> [Description of the task] Retype every line of the records below, character for character, without changing anything.

> [Records for this task]
=======
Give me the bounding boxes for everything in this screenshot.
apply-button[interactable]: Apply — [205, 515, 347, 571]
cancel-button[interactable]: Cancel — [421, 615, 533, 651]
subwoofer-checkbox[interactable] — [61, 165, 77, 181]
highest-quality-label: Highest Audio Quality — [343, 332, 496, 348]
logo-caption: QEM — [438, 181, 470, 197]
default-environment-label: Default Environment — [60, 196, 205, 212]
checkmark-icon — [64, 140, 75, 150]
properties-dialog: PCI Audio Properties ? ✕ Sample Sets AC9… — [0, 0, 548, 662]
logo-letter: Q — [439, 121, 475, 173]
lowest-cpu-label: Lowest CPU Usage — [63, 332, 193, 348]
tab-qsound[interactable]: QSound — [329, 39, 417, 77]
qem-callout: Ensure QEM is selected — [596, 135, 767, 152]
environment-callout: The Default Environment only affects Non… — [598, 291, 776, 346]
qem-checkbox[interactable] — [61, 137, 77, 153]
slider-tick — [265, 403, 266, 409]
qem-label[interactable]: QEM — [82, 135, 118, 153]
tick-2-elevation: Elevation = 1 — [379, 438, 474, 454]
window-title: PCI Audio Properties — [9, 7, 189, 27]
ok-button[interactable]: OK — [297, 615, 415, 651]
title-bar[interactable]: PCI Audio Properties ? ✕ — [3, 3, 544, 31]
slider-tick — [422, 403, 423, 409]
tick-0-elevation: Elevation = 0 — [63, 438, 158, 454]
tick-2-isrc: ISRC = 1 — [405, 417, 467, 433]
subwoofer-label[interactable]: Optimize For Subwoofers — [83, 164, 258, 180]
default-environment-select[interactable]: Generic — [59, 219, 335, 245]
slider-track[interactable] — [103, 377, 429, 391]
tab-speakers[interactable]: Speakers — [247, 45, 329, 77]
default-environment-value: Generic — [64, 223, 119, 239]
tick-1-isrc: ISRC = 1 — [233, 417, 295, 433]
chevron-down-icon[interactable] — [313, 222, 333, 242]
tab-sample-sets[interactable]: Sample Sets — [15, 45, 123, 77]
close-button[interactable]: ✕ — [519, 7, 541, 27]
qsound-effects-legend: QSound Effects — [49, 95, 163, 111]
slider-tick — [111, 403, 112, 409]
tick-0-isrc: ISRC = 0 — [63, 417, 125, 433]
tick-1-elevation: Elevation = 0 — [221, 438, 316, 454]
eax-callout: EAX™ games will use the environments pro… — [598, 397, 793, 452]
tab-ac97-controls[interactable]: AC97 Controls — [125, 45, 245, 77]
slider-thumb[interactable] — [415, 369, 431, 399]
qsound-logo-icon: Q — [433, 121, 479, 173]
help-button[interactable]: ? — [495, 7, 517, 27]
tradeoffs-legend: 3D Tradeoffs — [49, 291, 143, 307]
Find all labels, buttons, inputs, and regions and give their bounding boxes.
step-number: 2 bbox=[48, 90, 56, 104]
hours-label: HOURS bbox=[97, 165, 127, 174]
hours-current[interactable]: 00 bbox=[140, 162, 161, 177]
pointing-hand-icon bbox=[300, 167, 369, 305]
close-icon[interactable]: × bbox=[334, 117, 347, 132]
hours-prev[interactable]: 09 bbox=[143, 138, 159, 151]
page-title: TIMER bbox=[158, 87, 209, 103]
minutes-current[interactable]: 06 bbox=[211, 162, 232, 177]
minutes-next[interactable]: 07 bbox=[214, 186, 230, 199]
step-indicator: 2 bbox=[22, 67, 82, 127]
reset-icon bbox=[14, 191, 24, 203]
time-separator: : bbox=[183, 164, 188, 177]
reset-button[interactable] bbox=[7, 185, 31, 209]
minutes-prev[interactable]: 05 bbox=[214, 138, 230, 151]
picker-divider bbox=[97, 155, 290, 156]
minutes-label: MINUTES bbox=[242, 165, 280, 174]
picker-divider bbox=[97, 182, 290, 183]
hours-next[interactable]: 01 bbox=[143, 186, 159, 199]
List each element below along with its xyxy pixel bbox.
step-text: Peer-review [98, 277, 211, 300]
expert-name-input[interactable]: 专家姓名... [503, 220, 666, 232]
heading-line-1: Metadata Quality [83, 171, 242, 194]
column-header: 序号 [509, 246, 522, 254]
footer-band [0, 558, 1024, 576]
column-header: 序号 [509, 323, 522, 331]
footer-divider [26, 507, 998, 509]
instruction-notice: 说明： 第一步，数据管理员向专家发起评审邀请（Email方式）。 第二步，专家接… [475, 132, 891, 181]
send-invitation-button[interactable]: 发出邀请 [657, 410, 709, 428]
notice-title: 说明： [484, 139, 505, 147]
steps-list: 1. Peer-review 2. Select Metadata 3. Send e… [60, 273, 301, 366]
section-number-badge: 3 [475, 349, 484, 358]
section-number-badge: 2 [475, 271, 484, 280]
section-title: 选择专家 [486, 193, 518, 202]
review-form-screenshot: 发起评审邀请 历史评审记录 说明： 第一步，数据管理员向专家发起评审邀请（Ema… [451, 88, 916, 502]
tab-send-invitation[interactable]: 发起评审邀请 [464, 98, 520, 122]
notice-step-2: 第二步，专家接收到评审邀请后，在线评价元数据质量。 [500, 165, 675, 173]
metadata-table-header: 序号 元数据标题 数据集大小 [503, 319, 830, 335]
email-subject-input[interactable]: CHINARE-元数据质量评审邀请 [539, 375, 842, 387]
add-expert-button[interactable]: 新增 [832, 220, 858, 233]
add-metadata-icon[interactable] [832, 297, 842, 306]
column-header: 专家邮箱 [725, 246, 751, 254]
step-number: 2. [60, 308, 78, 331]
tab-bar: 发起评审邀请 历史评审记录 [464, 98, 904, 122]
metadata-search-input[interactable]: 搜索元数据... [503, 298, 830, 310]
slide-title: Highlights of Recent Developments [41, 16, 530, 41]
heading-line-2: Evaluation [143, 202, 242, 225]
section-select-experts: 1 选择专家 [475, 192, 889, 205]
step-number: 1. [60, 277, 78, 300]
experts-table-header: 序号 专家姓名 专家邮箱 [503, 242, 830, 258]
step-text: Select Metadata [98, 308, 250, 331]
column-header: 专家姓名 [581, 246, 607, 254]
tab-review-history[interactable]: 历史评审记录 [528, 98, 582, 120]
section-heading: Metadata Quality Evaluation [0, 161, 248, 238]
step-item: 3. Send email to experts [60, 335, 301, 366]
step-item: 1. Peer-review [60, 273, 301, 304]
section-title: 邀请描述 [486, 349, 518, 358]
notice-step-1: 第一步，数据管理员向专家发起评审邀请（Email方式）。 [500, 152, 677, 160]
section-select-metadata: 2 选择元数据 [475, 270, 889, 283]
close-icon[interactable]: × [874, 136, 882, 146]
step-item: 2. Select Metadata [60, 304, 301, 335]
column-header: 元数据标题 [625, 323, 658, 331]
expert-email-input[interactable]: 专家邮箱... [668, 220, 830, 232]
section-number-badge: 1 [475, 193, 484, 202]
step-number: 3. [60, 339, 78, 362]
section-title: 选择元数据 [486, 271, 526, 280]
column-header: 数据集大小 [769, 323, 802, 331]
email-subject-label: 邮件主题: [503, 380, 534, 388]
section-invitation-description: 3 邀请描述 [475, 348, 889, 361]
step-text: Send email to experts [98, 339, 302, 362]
=======
> [The output]
Give me the bounding boxes for everything in this screenshot.
apply-button[interactable]: Apply — [205, 515, 347, 571]
cancel-button[interactable]: Cancel — [421, 615, 533, 651]
subwoofer-checkbox[interactable] — [61, 165, 77, 181]
highest-quality-label: Highest Audio Quality — [343, 332, 496, 348]
logo-caption: QEM — [438, 181, 470, 197]
default-environment-label: Default Environment — [60, 196, 205, 212]
checkmark-icon — [64, 140, 75, 150]
properties-dialog: PCI Audio Properties ? ✕ Sample Sets AC9… — [0, 0, 548, 662]
logo-letter: Q — [439, 121, 475, 173]
lowest-cpu-label: Lowest CPU Usage — [63, 332, 193, 348]
tab-qsound[interactable]: QSound — [329, 39, 417, 77]
qem-callout: Ensure QEM is selected — [596, 135, 767, 152]
environment-callout: The Default Environment only affects Non… — [598, 291, 776, 346]
qem-checkbox[interactable] — [61, 137, 77, 153]
slider-tick — [265, 403, 266, 409]
qem-label[interactable]: QEM — [82, 135, 118, 153]
tick-2-elevation: Elevation = 1 — [379, 438, 474, 454]
window-title: PCI Audio Properties — [9, 7, 189, 27]
ok-button[interactable]: OK — [297, 615, 415, 651]
title-bar[interactable]: PCI Audio Properties ? ✕ — [3, 3, 544, 31]
slider-tick — [422, 403, 423, 409]
tick-0-elevation: Elevation = 0 — [63, 438, 158, 454]
tick-2-isrc: ISRC = 1 — [405, 417, 467, 433]
subwoofer-label[interactable]: Optimize For Subwoofers — [83, 164, 258, 180]
default-environment-select[interactable]: Generic — [59, 219, 335, 245]
slider-track[interactable] — [103, 377, 429, 391]
tab-speakers[interactable]: Speakers — [247, 45, 329, 77]
default-environment-value: Generic — [64, 223, 119, 239]
tick-1-isrc: ISRC = 1 — [233, 417, 295, 433]
chevron-down-icon[interactable] — [313, 222, 333, 242]
tab-sample-sets[interactable]: Sample Sets — [15, 45, 123, 77]
close-button[interactable]: ✕ — [519, 7, 541, 27]
qsound-effects-legend: QSound Effects — [49, 95, 163, 111]
slider-tick — [111, 403, 112, 409]
tick-0-isrc: ISRC = 0 — [63, 417, 125, 433]
tick-1-elevation: Elevation = 0 — [221, 438, 316, 454]
eax-callout: EAX™ games will use the environments pro… — [598, 397, 793, 452]
tab-ac97-controls[interactable]: AC97 Controls — [125, 45, 245, 77]
slider-thumb[interactable] — [415, 369, 431, 399]
qsound-logo-icon: Q — [433, 121, 479, 173]
help-button[interactable]: ? — [495, 7, 517, 27]
tradeoffs-legend: 3D Tradeoffs — [49, 291, 143, 307]
Find all labels, buttons, inputs, and regions and give their bounding boxes.
step-number: 2 bbox=[48, 90, 56, 104]
hours-label: HOURS bbox=[97, 165, 127, 174]
hours-current[interactable]: 00 bbox=[140, 162, 161, 177]
pointing-hand-icon bbox=[300, 167, 369, 305]
close-icon[interactable]: × bbox=[334, 117, 347, 132]
hours-prev[interactable]: 09 bbox=[143, 138, 159, 151]
page-title: TIMER bbox=[158, 87, 209, 103]
minutes-current[interactable]: 06 bbox=[211, 162, 232, 177]
minutes-next[interactable]: 07 bbox=[214, 186, 230, 199]
step-indicator: 2 bbox=[22, 67, 82, 127]
reset-icon bbox=[14, 191, 24, 203]
time-separator: : bbox=[183, 164, 188, 177]
reset-button[interactable] bbox=[7, 185, 31, 209]
minutes-prev[interactable]: 05 bbox=[214, 138, 230, 151]
picker-divider bbox=[97, 155, 290, 156]
minutes-label: MINUTES bbox=[242, 165, 280, 174]
picker-divider bbox=[97, 182, 290, 183]
hours-next[interactable]: 01 bbox=[143, 186, 159, 199]
List each element below along with its xyxy pixel bbox.
step-text: Peer-review [98, 277, 211, 300]
expert-name-input[interactable]: 专家姓名... [503, 220, 666, 232]
heading-line-1: Metadata Quality [83, 171, 242, 194]
column-header: 序号 [509, 246, 522, 254]
footer-band [0, 558, 1024, 576]
column-header: 序号 [509, 323, 522, 331]
footer-divider [26, 507, 998, 509]
instruction-notice: 说明： 第一步，数据管理员向专家发起评审邀请（Email方式）。 第二步，专家接… [475, 132, 891, 181]
send-invitation-button[interactable]: 发出邀请 [657, 410, 709, 428]
notice-title: 说明： [484, 139, 505, 147]
steps-list: 1. Peer-review 2. Select Metadata 3. Send e… [60, 273, 301, 366]
section-number-badge: 3 [475, 349, 484, 358]
section-number-badge: 2 [475, 271, 484, 280]
section-title: 选择专家 [486, 193, 518, 202]
review-form-screenshot: 发起评审邀请 历史评审记录 说明： 第一步，数据管理员向专家发起评审邀请（Ema… [451, 88, 916, 502]
tab-send-invitation[interactable]: 发起评审邀请 [464, 98, 520, 122]
notice-step-2: 第二步，专家接收到评审邀请后，在线评价元数据质量。 [500, 165, 675, 173]
metadata-table-header: 序号 元数据标题 数据集大小 [503, 319, 830, 335]
email-subject-input[interactable]: CHINARE-元数据质量评审邀请 [539, 375, 842, 387]
add-expert-button[interactable]: 新增 [832, 220, 858, 233]
add-metadata-icon[interactable] [832, 297, 842, 306]
column-header: 专家邮箱 [725, 246, 751, 254]
step-number: 2. [60, 308, 78, 331]
tab-bar: 发起评审邀请 历史评审记录 [464, 98, 904, 122]
metadata-search-input[interactable]: 搜索元数据... [503, 298, 830, 310]
slide-title: Highlights of Recent Developments [41, 16, 530, 41]
heading-line-2: Evaluation [143, 202, 242, 225]
section-select-experts: 1 选择专家 [475, 192, 889, 205]
step-number: 1. [60, 277, 78, 300]
experts-table-header: 序号 专家姓名 专家邮箱 [503, 242, 830, 258]
step-text: Select Metadata [98, 308, 250, 331]
column-header: 专家姓名 [581, 246, 607, 254]
tab-review-history[interactable]: 历史评审记录 [528, 98, 582, 120]
section-heading: Metadata Quality Evaluation [0, 161, 248, 238]
step-item: 3. Send email to experts [60, 335, 301, 366]
step-item: 1. Peer-review [60, 273, 301, 304]
section-title: 邀请描述 [486, 349, 518, 358]
notice-step-1: 第一步，数据管理员向专家发起评审邀请（Email方式）。 [500, 152, 677, 160]
section-select-metadata: 2 选择元数据 [475, 270, 889, 283]
close-icon[interactable]: × [874, 136, 882, 146]
step-item: 2. Select Metadata [60, 304, 301, 335]
column-header: 元数据标题 [625, 323, 658, 331]
expert-email-input[interactable]: 专家邮箱... [668, 220, 830, 232]
section-number-badge: 1 [475, 193, 484, 202]
step-number: 3. [60, 339, 78, 362]
section-title: 选择元数据 [486, 271, 526, 280]
column-header: 数据集大小 [769, 323, 802, 331]
email-subject-label: 邮件主题: [503, 380, 534, 388]
section-invitation-description: 3 邀请描述 [475, 348, 889, 361]
step-text: Send email to experts [98, 339, 302, 362]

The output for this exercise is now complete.